▶ _Work to complete_:
Extract the complete listing and output it unchanged.

▶ _Input_:

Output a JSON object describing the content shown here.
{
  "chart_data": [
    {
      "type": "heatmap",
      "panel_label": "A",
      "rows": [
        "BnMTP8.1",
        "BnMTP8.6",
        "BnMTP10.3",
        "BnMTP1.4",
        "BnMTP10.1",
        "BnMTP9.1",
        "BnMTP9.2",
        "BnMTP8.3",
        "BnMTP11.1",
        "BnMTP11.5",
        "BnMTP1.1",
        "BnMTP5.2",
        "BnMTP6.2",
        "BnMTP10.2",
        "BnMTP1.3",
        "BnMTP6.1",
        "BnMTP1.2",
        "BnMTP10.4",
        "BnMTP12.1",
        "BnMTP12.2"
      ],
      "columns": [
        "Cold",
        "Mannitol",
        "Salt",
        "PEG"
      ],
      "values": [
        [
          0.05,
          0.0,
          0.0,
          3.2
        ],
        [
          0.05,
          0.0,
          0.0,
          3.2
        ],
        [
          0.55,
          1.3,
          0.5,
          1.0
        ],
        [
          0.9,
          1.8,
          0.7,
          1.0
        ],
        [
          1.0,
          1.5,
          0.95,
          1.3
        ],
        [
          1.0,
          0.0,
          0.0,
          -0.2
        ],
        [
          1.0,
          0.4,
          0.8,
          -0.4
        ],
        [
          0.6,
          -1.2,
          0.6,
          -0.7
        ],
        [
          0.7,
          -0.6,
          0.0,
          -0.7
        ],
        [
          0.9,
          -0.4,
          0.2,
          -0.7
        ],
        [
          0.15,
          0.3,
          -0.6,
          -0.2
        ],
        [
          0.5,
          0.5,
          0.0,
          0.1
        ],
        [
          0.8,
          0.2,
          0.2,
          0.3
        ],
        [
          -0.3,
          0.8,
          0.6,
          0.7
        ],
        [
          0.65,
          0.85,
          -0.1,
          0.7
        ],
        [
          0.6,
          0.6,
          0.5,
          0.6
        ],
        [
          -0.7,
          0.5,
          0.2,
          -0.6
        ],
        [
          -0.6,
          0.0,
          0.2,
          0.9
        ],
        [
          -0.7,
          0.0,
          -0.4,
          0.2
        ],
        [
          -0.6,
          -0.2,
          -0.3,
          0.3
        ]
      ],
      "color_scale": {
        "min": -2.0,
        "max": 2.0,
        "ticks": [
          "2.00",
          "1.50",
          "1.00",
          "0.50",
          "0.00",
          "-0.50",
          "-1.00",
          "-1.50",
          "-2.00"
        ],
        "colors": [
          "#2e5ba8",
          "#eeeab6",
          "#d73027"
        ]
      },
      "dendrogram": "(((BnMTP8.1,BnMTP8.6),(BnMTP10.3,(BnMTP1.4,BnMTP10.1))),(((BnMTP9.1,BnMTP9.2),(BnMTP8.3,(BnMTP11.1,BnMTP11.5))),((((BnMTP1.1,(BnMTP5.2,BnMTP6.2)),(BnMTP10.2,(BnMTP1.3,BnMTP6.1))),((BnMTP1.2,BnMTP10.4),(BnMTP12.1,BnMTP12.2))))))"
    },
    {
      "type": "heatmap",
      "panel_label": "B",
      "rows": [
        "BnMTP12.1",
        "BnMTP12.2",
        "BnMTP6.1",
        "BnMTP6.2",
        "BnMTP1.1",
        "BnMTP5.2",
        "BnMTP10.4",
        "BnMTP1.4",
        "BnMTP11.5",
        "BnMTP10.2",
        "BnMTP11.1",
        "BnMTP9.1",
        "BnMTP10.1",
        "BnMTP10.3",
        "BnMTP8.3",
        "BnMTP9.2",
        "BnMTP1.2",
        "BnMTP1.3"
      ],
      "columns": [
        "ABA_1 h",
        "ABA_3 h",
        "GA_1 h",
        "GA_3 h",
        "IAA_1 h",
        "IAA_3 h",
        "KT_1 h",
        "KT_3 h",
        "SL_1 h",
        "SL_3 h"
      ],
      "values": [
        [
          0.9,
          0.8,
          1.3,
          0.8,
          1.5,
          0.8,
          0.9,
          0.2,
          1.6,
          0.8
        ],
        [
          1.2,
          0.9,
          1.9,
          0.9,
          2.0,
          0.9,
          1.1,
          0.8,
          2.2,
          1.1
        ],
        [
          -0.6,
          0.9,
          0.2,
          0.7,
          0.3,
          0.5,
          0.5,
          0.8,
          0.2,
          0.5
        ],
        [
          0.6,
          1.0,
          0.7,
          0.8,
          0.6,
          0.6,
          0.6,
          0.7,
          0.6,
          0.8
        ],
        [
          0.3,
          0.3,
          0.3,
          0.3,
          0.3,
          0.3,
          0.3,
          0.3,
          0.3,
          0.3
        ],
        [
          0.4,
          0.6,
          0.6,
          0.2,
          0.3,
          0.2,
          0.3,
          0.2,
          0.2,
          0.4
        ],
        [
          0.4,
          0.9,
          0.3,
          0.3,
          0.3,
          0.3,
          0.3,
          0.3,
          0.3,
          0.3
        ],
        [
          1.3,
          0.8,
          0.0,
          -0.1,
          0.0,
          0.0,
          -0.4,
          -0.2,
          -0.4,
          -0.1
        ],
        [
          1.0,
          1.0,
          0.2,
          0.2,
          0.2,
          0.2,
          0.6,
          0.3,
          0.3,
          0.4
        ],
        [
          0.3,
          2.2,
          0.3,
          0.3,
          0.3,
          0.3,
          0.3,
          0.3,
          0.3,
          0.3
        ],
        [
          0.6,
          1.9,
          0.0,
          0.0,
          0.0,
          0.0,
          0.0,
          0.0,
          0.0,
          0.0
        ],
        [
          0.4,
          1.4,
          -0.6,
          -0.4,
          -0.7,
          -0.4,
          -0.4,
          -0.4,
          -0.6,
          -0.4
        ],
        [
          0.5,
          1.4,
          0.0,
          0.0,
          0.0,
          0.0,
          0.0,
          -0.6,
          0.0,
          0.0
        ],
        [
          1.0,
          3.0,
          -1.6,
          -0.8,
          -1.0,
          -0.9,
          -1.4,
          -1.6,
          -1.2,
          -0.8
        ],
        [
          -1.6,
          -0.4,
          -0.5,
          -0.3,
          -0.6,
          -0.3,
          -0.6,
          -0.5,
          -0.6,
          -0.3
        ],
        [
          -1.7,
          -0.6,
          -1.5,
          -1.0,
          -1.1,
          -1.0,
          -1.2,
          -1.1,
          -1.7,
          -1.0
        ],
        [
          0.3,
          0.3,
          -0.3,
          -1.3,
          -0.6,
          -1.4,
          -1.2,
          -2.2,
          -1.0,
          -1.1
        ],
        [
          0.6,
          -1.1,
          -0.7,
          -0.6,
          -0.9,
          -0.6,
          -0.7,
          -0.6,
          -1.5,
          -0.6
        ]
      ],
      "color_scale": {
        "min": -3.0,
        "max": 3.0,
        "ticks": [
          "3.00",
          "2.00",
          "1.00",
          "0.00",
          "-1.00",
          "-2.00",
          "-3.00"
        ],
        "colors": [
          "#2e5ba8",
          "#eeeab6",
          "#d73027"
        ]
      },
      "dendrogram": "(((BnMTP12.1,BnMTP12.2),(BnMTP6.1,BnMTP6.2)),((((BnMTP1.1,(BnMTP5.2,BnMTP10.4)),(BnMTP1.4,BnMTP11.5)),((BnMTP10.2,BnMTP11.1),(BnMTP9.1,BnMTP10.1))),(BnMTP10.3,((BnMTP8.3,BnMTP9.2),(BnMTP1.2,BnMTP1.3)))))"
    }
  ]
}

▶ _Answer below_:
Output a JSON object describing the content shown here.
{
  "chart_data": [
    {
      "type": "heatmap",
      "panel_label": "A",
      "rows": [
        "BnMTP8.1",
        "BnMTP8.6",
        "BnMTP10.3",
        "BnMTP1.4",
        "BnMTP10.1",
        "BnMTP9.1",
        "BnMTP9.2",
        "BnMTP8.3",
        "BnMTP11.1",
        "BnMTP11.5",
        "BnMTP1.1",
        "BnMTP5.2",
        "BnMTP6.2",
        "BnMTP10.2",
        "BnMTP1.3",
        "BnMTP6.1",
        "BnMTP1.2",
        "BnMTP10.4",
        "BnMTP12.1",
        "BnMTP12.2"
      ],
      "columns": [
        "Cold",
        "Mannitol",
        "Salt",
        "PEG"
      ],
      "values": [
        [
          0.05,
          0.0,
          0.0,
          3.2
        ],
        [
          0.05,
          0.0,
          0.0,
          3.2
        ],
        [
          0.55,
          1.3,
          0.5,
          1.0
        ],
        [
          0.9,
          1.8,
          0.7,
          1.0
        ],
        [
          1.0,
          1.5,
          0.95,
          1.3
        ],
        [
          1.0,
          0.0,
          0.0,
          -0.2
        ],
        [
          1.0,
          0.4,
          0.8,
          -0.4
        ],
        [
          0.6,
          -1.2,
          0.6,
          -0.7
        ],
        [
          0.7,
          -0.6,
          0.0,
          -0.7
        ],
        [
          0.9,
          -0.4,
          0.2,
          -0.7
        ],
        [
          0.15,
          0.3,
          -0.6,
          -0.2
        ],
        [
          0.5,
          0.5,
          0.0,
          0.1
        ],
        [
          0.8,
          0.2,
          0.2,
          0.3
        ],
        [
          -0.3,
          0.8,
          0.6,
          0.7
        ],
        [
          0.65,
          0.85,
          -0.1,
          0.7
        ],
        [
          0.6,
          0.6,
          0.5,
          0.6
        ],
        [
          -0.7,
          0.5,
          0.2,
          -0.6
        ],
        [
          -0.6,
          0.0,
          0.2,
          0.9
        ],
        [
          -0.7,
          0.0,
          -0.4,
          0.2
        ],
        [
          -0.6,
          -0.2,
          -0.3,
          0.3
        ]
      ],
      "color_scale": {
        "min": -2.0,
        "max": 2.0,
        "ticks": [
          "2.00",
          "1.50",
          "1.00",
          "0.50",
          "0.00",
          "-0.50",
          "-1.00",
          "-1.50",
          "-2.00"
        ],
        "colors": [
          "#2e5ba8",
          "#eeeab6",
          "#d73027"
        ]
      },
      "dendrogram": "(((BnMTP8.1,BnMTP8.6),(BnMTP10.3,(BnMTP1.4,BnMTP10.1))),(((BnMTP9.1,BnMTP9.2),(BnMTP8.3,(BnMTP11.1,BnMTP11.5))),((((BnMTP1.1,(BnMTP5.2,BnMTP6.2)),(BnMTP10.2,(BnMTP1.3,BnMTP6.1))),((BnMTP1.2,BnMTP10.4),(BnMTP12.1,BnMTP12.2))))))"
    },
    {
      "type": "heatmap",
      "panel_label": "B",
      "rows": [
        "BnMTP12.1",
        "BnMTP12.2",
        "BnMTP6.1",
        "BnMTP6.2",
        "BnMTP1.1",
        "BnMTP5.2",
        "BnMTP10.4",
        "BnMTP1.4",
        "BnMTP11.5",
        "BnMTP10.2",
        "BnMTP11.1",
        "BnMTP9.1",
        "BnMTP10.1",
        "BnMTP10.3",
        "BnMTP8.3",
        "BnMTP9.2",
        "BnMTP1.2",
        "BnMTP1.3"
      ],
      "columns": [
        "ABA_1 h",
        "ABA_3 h",
        "GA_1 h",
        "GA_3 h",
        "IAA_1 h",
        "IAA_3 h",
        "KT_1 h",
        "KT_3 h",
        "SL_1 h",
        "SL_3 h"
      ],
      "values": [
        [
          0.9,
          0.8,
          1.3,
          0.8,
          1.5,
          0.8,
          0.9,
          0.2,
          1.6,
          0.8
        ],
        [
          1.2,
          0.9,
          1.9,
          0.9,
          2.0,
          0.9,
          1.1,
          0.8,
          2.2,
          1.1
        ],
        [
          -0.6,
          0.9,
          0.2,
          0.7,
          0.3,
          0.5,
          0.5,
          0.8,
          0.2,
          0.5
        ],
        [
          0.6,
          1.0,
          0.7,
          0.8,
          0.6,
          0.6,
          0.6,
          0.7,
          0.6,
          0.8
        ],
        [
          0.3,
          0.3,
          0.3,
          0.3,
          0.3,
          0.3,
          0.3,
          0.3,
          0.3,
          0.3
        ],
        [
          0.4,
          0.6,
          0.6,
          0.2,
          0.3,
          0.2,
          0.3,
          0.2,
          0.2,
          0.4
        ],
        [
          0.4,
          0.9,
          0.3,
          0.3,
          0.3,
          0.3,
          0.3,
          0.3,
          0.3,
          0.3
        ],
        [
          1.3,
          0.8,
          0.0,
          -0.1,
          0.0,
          0.0,
          -0.4,
          -0.2,
          -0.4,
          -0.1
        ],
        [
          1.0,
          1.0,
          0.2,
          0.2,
          0.2,
          0.2,
          0.6,
          0.3,
          0.3,
          0.4
        ],
        [
          0.3,
          2.2,
          0.3,
          0.3,
          0.3,
          0.3,
          0.3,
          0.3,
          0.3,
          0.3
        ],
        [
          0.6,
          1.9,
          0.0,
          0.0,
          0.0,
          0.0,
          0.0,
          0.0,
          0.0,
          0.0
        ],
        [
          0.4,
          1.4,
          -0.6,
          -0.4,
          -0.7,
          -0.4,
          -0.4,
          -0.4,
          -0.6,
          -0.4
        ],
        [
          0.5,
          1.4,
          0.0,
          0.0,
          0.0,
          0.0,
          0.0,
          -0.6,
          0.0,
          0.0
        ],
        [
          1.0,
          3.0,
          -1.6,
          -0.8,
          -1.0,
          -0.9,
          -1.4,
          -1.6,
          -1.2,
          -0.8
        ],
        [
          -1.6,
          -0.4,
          -0.5,
          -0.3,
          -0.6,
          -0.3,
          -0.6,
          -0.5,
          -0.6,
          -0.3
        ],
        [
          -1.7,
          -0.6,
          -1.5,
          -1.0,
          -1.1,
          -1.0,
          -1.2,
          -1.1,
          -1.7,
          -1.0
        ],
        [
          0.3,
          0.3,
          -0.3,
          -1.3,
          -0.6,
          -1.4,
          -1.2,
          -2.2,
          -1.0,
          -1.1
        ],
        [
          0.6,
          -1.1,
          -0.7,
          -0.6,
          -0.9,
          -0.6,
          -0.7,
          -0.6,
          -1.5,
          -0.6
        ]
      ],
      "color_scale": {
        "min": -3.0,
        "max": 3.0,
        "ticks": [
          "3.00",
          "2.00",
          "1.00",
          "0.00",
          "-1.00",
          "-2.00",
          "-3.00"
        ],
        "colors": [
          "#2e5ba8",
          "#eeeab6",
          "#d73027"
        ]
      },
      "dendrogram": "(((BnMTP12.1,BnMTP12.2),(BnMTP6.1,BnMTP6.2)),((((BnMTP1.1,(BnMTP5.2,BnMTP10.4)),(BnMTP1.4,BnMTP11.5)),((BnMTP10.2,BnMTP11.1),(BnMTP9.1,BnMTP10.1))),(BnMTP10.3,((BnMTP8.3,BnMTP9.2),(BnMTP1.2,BnMTP1.3)))))"
    }
  ]
}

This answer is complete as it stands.